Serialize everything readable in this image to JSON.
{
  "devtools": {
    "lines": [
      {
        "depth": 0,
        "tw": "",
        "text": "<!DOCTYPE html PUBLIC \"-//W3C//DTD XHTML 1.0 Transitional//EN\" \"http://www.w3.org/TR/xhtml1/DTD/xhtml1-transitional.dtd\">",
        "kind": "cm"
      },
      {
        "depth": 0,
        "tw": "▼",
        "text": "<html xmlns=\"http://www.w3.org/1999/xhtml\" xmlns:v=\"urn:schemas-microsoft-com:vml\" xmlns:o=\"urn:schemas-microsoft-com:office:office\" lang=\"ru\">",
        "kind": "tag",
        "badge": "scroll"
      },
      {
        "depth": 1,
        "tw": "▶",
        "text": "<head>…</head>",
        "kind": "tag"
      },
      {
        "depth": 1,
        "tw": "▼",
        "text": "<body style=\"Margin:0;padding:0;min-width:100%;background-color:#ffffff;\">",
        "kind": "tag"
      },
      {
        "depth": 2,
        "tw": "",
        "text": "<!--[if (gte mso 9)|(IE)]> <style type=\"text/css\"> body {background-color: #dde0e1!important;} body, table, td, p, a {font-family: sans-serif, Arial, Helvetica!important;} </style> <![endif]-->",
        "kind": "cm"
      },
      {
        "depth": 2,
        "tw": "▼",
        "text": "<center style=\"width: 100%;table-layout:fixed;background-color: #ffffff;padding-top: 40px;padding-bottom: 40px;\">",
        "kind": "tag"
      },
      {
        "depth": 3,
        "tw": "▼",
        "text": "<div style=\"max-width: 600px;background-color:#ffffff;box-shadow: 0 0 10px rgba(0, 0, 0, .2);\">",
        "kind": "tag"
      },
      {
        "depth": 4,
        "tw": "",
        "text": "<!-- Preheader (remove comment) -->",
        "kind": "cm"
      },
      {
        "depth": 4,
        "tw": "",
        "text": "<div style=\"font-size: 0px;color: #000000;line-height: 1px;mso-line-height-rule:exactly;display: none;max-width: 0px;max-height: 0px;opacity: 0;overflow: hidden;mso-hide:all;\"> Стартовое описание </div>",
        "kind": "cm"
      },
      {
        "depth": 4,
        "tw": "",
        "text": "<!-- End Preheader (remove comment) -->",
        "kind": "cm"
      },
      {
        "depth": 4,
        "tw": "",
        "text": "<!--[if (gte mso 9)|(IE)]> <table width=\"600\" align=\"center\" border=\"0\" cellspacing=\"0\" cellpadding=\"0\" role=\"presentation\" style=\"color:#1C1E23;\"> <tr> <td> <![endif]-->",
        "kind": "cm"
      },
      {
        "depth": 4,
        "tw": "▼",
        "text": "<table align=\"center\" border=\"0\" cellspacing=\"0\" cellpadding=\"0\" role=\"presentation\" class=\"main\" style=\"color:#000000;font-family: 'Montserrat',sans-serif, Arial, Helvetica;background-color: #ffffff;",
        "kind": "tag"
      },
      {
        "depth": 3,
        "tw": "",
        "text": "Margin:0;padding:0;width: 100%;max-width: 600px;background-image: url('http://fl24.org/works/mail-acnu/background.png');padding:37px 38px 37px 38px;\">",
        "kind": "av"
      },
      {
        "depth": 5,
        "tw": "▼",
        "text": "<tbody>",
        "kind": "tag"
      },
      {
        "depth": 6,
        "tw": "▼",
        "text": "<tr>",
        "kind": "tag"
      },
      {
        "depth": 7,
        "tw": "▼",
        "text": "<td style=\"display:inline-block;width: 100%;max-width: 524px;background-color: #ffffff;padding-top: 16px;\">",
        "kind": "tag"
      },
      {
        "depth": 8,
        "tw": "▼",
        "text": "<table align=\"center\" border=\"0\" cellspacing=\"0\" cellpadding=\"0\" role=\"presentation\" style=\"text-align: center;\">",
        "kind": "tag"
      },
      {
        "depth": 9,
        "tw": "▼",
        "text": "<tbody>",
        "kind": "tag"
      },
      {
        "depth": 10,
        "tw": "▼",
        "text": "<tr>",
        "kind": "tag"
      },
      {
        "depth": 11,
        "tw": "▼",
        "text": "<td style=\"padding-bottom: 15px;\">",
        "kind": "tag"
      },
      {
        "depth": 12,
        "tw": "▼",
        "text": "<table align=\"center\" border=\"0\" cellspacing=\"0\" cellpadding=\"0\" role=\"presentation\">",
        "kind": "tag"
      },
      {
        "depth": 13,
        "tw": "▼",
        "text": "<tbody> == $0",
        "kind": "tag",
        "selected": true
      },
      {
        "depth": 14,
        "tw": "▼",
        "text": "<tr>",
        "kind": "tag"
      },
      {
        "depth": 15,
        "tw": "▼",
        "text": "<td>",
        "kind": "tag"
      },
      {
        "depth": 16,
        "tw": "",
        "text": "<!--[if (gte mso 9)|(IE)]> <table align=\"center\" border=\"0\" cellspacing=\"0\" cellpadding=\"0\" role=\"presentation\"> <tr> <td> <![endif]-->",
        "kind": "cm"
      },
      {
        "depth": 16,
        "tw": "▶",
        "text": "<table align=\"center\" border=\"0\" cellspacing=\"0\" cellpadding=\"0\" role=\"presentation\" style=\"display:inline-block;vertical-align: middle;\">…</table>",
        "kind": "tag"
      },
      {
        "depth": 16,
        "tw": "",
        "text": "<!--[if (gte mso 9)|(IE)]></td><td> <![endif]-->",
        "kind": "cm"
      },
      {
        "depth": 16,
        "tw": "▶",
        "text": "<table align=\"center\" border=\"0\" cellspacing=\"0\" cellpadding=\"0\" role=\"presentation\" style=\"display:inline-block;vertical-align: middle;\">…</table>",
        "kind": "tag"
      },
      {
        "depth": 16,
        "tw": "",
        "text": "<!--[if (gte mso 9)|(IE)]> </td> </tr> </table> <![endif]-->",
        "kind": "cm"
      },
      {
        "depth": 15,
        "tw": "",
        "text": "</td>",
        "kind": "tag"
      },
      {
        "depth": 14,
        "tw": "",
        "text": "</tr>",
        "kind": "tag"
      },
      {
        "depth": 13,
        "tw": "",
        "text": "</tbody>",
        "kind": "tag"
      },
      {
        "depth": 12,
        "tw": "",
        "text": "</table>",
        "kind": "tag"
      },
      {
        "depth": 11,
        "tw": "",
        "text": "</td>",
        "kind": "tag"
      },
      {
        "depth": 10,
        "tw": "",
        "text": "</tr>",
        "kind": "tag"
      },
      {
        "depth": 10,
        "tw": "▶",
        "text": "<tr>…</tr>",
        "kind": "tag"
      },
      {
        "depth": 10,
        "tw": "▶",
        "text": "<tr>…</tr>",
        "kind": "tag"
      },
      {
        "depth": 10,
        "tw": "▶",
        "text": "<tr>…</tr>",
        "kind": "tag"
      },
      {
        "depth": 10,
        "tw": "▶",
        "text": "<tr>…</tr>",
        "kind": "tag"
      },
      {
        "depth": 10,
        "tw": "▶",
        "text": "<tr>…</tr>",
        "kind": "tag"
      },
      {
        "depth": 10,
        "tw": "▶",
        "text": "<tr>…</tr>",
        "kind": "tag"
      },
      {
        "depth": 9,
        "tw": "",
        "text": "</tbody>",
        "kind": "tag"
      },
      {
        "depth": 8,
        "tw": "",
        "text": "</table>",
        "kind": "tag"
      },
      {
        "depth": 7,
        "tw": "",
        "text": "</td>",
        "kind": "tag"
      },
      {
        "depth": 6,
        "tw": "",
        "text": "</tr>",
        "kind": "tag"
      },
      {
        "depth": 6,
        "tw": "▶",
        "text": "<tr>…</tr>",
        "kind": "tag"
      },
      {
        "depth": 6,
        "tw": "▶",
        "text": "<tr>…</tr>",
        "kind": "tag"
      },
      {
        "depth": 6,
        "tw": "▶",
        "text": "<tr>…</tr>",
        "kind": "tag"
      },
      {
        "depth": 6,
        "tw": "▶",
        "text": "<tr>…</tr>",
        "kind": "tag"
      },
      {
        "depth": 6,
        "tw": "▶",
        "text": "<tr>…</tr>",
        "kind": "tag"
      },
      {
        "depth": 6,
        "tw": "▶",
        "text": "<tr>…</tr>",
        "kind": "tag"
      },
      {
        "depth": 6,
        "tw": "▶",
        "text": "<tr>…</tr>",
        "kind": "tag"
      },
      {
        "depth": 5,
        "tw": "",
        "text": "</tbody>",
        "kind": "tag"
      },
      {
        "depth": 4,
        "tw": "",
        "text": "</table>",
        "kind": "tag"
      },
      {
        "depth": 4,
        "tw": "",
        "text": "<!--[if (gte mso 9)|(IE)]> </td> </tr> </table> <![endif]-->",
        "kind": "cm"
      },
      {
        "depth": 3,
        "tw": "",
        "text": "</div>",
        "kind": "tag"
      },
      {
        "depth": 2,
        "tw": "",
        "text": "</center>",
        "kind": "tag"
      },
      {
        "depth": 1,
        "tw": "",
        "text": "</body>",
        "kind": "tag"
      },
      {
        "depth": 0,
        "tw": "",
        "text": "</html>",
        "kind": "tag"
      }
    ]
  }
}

__Aim of the exercise__
Looking at the entries above, count each line in which the word "serif" occurs, then give the total and nothing further.

__Result of the exercise__
2